→ RECORD EXCERPTS:
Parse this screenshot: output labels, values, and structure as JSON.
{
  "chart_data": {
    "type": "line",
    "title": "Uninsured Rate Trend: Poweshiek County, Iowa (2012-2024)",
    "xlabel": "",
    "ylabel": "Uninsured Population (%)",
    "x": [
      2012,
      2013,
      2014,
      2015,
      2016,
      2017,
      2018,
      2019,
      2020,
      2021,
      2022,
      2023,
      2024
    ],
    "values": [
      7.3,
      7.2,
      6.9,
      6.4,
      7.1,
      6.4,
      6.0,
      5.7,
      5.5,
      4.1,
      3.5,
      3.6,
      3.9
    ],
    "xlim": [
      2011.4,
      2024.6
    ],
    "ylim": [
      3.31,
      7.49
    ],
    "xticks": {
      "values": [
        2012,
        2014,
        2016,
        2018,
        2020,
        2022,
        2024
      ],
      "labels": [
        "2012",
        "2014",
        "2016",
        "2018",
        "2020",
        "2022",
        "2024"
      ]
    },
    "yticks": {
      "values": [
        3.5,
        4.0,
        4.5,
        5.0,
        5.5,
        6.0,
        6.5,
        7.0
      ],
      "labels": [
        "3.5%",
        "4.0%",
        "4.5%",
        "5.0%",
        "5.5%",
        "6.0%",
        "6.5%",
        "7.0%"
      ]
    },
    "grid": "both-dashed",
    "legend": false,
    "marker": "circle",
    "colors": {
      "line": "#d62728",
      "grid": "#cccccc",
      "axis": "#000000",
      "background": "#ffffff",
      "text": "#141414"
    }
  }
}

→ TASK GOAL: Repeat all the entries word for word.

→ ANSWER BELOW:
Parse this screenshot: output labels, values, and structure as JSON.
{
  "chart_data": {
    "type": "line",
    "title": "Uninsured Rate Trend: Poweshiek County, Iowa (2012-2024)",
    "xlabel": "",
    "ylabel": "Uninsured Population (%)",
    "x": [
      2012,
      2013,
      2014,
      2015,
      2016,
      2017,
      2018,
      2019,
      2020,
      2021,
      2022,
      2023,
      2024
    ],
    "values": [
      7.3,
      7.2,
      6.9,
      6.4,
      7.1,
      6.4,
      6.0,
      5.7,
      5.5,
      4.1,
      3.5,
      3.6,
      3.9
    ],
    "xlim": [
      2011.4,
      2024.6
    ],
    "ylim": [
      3.31,
      7.49
    ],
    "xticks": {
      "values": [
        2012,
        2014,
        2016,
        2018,
        2020,
        2022,
        2024
      ],
      "labels": [
        "2012",
        "2014",
        "2016",
        "2018",
        "2020",
        "2022",
        "2024"
      ]
    },
    "yticks": {
      "values": [
        3.5,
        4.0,
        4.5,
        5.0,
        5.5,
        6.0,
        6.5,
        7.0
      ],
      "labels": [
        "3.5%",
        "4.0%",
        "4.5%",
        "5.0%",
        "5.5%",
        "6.0%",
        "6.5%",
        "7.0%"
      ]
    },
    "grid": "both-dashed",
    "legend": false,
    "marker": "circle",
    "colors": {
      "line": "#d62728",
      "grid": "#cccccc",
      "axis": "#000000",
      "background": "#ffffff",
      "text": "#141414"
    }
  }
}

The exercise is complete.